+++ Input

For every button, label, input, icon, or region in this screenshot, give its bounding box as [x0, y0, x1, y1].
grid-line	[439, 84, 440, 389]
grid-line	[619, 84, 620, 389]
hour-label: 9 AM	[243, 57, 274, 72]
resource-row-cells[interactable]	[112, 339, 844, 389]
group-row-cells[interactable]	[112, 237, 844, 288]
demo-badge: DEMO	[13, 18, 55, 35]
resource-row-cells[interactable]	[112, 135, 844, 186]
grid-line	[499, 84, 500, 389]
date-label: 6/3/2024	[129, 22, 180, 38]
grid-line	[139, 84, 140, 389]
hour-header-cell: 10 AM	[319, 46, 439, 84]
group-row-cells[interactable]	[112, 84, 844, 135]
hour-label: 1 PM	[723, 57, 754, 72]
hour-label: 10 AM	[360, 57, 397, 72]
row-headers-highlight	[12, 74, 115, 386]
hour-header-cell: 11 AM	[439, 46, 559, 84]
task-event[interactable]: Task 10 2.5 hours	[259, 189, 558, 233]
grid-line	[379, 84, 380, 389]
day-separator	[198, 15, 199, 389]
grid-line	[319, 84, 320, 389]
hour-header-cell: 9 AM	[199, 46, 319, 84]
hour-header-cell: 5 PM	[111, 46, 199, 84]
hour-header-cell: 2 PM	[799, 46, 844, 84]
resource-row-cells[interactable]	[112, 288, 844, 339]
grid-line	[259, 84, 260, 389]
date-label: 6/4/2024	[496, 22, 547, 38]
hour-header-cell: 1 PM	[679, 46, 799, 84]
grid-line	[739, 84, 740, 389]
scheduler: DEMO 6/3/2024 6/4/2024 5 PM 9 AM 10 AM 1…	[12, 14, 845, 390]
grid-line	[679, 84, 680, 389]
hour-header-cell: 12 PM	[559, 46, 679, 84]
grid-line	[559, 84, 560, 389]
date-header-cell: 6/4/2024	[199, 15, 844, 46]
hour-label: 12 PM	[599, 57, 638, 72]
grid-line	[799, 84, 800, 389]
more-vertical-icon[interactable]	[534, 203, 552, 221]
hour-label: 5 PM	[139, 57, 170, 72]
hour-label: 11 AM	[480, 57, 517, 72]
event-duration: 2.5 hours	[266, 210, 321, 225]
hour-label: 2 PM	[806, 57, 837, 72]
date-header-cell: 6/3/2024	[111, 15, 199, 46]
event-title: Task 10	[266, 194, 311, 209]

++++++

## [Exercise requirements]
Reproduce every entry above, substituting "time-label" for each occurrence of "hour-label" and changing nothing else.

## [Solved exercise]
For every button, label, input, icon, or region in this screenshot, give its bounding box as [x0, y0, x1, y1].
grid-line	[439, 84, 440, 389]
grid-line	[619, 84, 620, 389]
time-label: 9 AM	[243, 57, 274, 72]
resource-row-cells[interactable]	[112, 339, 844, 389]
group-row-cells[interactable]	[112, 237, 844, 288]
demo-badge: DEMO	[13, 18, 55, 35]
resource-row-cells[interactable]	[112, 135, 844, 186]
grid-line	[499, 84, 500, 389]
date-label: 6/3/2024	[129, 22, 180, 38]
grid-line	[139, 84, 140, 389]
hour-header-cell: 10 AM	[319, 46, 439, 84]
group-row-cells[interactable]	[112, 84, 844, 135]
time-label: 1 PM	[723, 57, 754, 72]
time-label: 10 AM	[360, 57, 397, 72]
row-headers-highlight	[12, 74, 115, 386]
hour-header-cell: 11 AM	[439, 46, 559, 84]
task-event[interactable]: Task 10 2.5 hours	[259, 189, 558, 233]
grid-line	[379, 84, 380, 389]
day-separator	[198, 15, 199, 389]
grid-line	[319, 84, 320, 389]
hour-header-cell: 9 AM	[199, 46, 319, 84]
hour-header-cell: 5 PM	[111, 46, 199, 84]
hour-header-cell: 2 PM	[799, 46, 844, 84]
resource-row-cells[interactable]	[112, 288, 844, 339]
grid-line	[259, 84, 260, 389]
date-label: 6/4/2024	[496, 22, 547, 38]
hour-header-cell: 1 PM	[679, 46, 799, 84]
grid-line	[739, 84, 740, 389]
scheduler: DEMO 6/3/2024 6/4/2024 5 PM 9 AM 10 AM 1…	[12, 14, 845, 390]
grid-line	[679, 84, 680, 389]
hour-header-cell: 12 PM	[559, 46, 679, 84]
grid-line	[559, 84, 560, 389]
date-header-cell: 6/4/2024	[199, 15, 844, 46]
time-label: 12 PM	[599, 57, 638, 72]
grid-line	[799, 84, 800, 389]
more-vertical-icon[interactable]	[534, 203, 552, 221]
time-label: 5 PM	[139, 57, 170, 72]
time-label: 11 AM	[480, 57, 517, 72]
event-duration: 2.5 hours	[266, 210, 321, 225]
time-label: 2 PM	[806, 57, 837, 72]
date-header-cell: 6/3/2024	[111, 15, 199, 46]
event-title: Task 10	[266, 194, 311, 209]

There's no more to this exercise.